### [RAW RECORDS]
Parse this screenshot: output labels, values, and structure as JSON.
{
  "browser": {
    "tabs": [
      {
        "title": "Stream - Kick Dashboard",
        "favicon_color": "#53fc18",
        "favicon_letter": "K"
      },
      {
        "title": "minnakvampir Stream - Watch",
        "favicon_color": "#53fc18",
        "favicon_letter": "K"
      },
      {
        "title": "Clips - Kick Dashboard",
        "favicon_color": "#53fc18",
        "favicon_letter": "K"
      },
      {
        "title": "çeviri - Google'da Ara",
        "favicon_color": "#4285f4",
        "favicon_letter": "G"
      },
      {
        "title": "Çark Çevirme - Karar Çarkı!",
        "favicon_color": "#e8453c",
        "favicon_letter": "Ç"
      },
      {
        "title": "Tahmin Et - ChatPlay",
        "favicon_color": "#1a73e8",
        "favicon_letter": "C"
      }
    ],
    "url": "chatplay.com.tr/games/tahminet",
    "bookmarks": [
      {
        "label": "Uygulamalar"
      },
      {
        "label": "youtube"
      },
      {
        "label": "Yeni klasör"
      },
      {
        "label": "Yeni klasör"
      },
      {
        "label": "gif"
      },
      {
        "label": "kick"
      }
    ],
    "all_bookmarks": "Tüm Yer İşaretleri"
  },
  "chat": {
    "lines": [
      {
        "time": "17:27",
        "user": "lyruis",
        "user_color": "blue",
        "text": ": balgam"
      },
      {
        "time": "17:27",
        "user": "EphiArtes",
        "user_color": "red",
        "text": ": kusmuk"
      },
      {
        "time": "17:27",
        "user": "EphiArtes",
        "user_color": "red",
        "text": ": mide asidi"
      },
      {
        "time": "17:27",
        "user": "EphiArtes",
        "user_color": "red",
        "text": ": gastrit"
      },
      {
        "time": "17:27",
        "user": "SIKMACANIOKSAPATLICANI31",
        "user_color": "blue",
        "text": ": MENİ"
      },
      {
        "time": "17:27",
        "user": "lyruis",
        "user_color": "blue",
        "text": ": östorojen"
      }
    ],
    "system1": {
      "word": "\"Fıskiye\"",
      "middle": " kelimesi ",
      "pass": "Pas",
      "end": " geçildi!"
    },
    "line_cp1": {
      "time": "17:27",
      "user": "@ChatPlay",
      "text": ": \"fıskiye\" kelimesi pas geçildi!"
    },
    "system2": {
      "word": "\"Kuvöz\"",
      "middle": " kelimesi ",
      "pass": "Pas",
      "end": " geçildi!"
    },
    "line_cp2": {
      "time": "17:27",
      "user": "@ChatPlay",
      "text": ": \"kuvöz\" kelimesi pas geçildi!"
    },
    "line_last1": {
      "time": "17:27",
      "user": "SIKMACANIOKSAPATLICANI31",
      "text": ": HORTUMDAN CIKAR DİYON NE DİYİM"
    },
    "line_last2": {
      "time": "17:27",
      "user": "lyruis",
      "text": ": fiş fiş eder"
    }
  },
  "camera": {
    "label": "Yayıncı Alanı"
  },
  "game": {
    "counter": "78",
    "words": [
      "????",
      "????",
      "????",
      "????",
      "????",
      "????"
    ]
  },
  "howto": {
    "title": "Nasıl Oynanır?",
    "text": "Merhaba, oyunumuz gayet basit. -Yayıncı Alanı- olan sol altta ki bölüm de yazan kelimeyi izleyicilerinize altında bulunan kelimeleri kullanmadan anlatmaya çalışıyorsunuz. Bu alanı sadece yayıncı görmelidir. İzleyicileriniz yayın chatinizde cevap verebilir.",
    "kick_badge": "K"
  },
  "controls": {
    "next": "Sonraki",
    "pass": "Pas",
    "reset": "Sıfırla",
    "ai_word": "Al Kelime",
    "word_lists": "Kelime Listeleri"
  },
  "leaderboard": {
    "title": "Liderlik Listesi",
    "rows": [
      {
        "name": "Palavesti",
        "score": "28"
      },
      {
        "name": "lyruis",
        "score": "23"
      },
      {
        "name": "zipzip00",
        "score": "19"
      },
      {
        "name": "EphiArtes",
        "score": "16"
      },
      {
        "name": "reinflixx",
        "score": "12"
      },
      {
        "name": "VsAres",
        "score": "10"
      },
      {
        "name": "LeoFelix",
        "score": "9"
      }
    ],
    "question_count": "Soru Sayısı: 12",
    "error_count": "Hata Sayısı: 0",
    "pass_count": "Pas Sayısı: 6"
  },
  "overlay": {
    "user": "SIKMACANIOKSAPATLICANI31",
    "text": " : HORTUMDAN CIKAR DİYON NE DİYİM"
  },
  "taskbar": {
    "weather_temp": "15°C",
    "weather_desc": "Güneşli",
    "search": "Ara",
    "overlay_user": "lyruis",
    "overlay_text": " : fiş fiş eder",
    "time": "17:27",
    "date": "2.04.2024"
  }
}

### [PROBLEM DETAILS]
List every line above containing the word "HORTUMDAN".

### [REPLY TO THE TASK]
      "text": ": HORTUMDAN CIKAR DİYON NE DİYİM"
    "text": " : HORTUMDAN CIKAR DİYON NE DİYİM"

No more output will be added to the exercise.